» Task statement
Output every entry exactly as given.

» Information supplied
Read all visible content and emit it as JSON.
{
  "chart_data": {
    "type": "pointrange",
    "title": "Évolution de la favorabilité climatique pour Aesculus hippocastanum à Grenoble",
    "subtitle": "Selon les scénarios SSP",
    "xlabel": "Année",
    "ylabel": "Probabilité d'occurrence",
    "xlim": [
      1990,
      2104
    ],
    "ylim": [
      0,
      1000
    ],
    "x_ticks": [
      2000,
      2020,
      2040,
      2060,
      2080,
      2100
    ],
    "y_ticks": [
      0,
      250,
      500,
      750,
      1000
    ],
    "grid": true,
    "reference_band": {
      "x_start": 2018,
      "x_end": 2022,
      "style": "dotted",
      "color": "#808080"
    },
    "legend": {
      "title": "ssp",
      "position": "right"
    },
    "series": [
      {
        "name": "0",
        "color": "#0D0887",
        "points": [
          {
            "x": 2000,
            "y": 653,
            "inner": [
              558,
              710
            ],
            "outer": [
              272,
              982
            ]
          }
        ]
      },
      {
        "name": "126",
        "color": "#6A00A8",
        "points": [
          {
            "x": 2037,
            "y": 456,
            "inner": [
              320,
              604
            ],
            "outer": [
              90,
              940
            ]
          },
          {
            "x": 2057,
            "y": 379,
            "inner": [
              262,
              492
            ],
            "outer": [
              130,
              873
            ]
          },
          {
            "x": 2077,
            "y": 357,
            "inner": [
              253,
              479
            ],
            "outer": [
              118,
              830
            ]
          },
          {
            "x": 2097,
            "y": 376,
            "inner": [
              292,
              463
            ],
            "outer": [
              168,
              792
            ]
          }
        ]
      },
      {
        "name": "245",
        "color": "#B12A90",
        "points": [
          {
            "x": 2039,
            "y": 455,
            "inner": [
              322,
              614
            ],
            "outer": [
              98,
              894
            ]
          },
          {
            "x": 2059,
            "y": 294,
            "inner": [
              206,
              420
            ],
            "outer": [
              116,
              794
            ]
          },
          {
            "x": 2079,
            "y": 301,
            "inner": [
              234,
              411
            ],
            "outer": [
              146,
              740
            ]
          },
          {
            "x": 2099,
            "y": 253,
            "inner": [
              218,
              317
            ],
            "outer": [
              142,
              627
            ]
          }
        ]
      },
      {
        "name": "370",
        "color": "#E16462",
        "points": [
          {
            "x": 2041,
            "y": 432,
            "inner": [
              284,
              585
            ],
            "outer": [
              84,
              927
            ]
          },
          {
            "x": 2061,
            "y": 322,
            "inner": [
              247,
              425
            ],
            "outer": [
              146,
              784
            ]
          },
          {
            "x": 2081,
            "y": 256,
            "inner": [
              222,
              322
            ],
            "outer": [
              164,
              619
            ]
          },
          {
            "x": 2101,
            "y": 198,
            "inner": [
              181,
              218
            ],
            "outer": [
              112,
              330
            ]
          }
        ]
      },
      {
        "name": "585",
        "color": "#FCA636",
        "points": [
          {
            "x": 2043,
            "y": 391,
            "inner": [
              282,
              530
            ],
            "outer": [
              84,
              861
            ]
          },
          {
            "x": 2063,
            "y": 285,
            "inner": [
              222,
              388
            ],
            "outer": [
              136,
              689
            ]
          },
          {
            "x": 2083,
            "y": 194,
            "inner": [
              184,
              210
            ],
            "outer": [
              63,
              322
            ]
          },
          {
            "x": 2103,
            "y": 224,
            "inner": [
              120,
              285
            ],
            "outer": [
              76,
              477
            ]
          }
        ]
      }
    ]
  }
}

» In response
Read all visible content and emit it as JSON.
{
  "chart_data": {
    "type": "pointrange",
    "title": "Évolution de la favorabilité climatique pour Aesculus hippocastanum à Grenoble",
    "subtitle": "Selon les scénarios SSP",
    "xlabel": "Année",
    "ylabel": "Probabilité d'occurrence",
    "xlim": [
      1990,
      2104
    ],
    "ylim": [
      0,
      1000
    ],
    "x_ticks": [
      2000,
      2020,
      2040,
      2060,
      2080,
      2100
    ],
    "y_ticks": [
      0,
      250,
      500,
      750,
      1000
    ],
    "grid": true,
    "reference_band": {
      "x_start": 2018,
      "x_end": 2022,
      "style": "dotted",
      "color": "#808080"
    },
    "legend": {
      "title": "ssp",
      "position": "right"
    },
    "series": [
      {
        "name": "0",
        "color": "#0D0887",
        "points": [
          {
            "x": 2000,
            "y": 653,
            "inner": [
              558,
              710
            ],
            "outer": [
              272,
              982
            ]
          }
        ]
      },
      {
        "name": "126",
        "color": "#6A00A8",
        "points": [
          {
            "x": 2037,
            "y": 456,
            "inner": [
              320,
              604
            ],
            "outer": [
              90,
              940
            ]
          },
          {
            "x": 2057,
            "y": 379,
            "inner": [
              262,
              492
            ],
            "outer": [
              130,
              873
            ]
          },
          {
            "x": 2077,
            "y": 357,
            "inner": [
              253,
              479
            ],
            "outer": [
              118,
              830
            ]
          },
          {
            "x": 2097,
            "y": 376,
            "inner": [
              292,
              463
            ],
            "outer": [
              168,
              792
            ]
          }
        ]
      },
      {
        "name": "245",
        "color": "#B12A90",
        "points": [
          {
            "x": 2039,
            "y": 455,
            "inner": [
              322,
              614
            ],
            "outer": [
              98,
              894
            ]
          },
          {
            "x": 2059,
            "y": 294,
            "inner": [
              206,
              420
            ],
            "outer": [
              116,
              794
            ]
          },
          {
            "x": 2079,
            "y": 301,
            "inner": [
              234,
              411
            ],
            "outer": [
              146,
              740
            ]
          },
          {
            "x": 2099,
            "y": 253,
            "inner": [
              218,
              317
            ],
            "outer": [
              142,
              627
            ]
          }
        ]
      },
      {
        "name": "370",
        "color": "#E16462",
        "points": [
          {
            "x": 2041,
            "y": 432,
            "inner": [
              284,
              585
            ],
            "outer": [
              84,
              927
            ]
          },
          {
            "x": 2061,
            "y": 322,
            "inner": [
              247,
              425
            ],
            "outer": [
              146,
              784
            ]
          },
          {
            "x": 2081,
            "y": 256,
            "inner": [
              222,
              322
            ],
            "outer": [
              164,
              619
            ]
          },
          {
            "x": 2101,
            "y": 198,
            "inner": [
              181,
              218
            ],
            "outer": [
              112,
              330
            ]
          }
        ]
      },
      {
        "name": "585",
        "color": "#FCA636",
        "points": [
          {
            "x": 2043,
            "y": 391,
            "inner": [
              282,
              530
            ],
            "outer": [
              84,
              861
            ]
          },
          {
            "x": 2063,
            "y": 285,
            "inner": [
              222,
              388
            ],
            "outer": [
              136,
              689
            ]
          },
          {
            "x": 2083,
            "y": 194,
            "inner": [
              184,
              210
            ],
            "outer": [
              63,
              322
            ]
          },
          {
            "x": 2103,
            "y": 224,
            "inner": [
              120,
              285
            ],
            "outer": [
              76,
              477
            ]
          }
        ]
      }
    ]
  }
}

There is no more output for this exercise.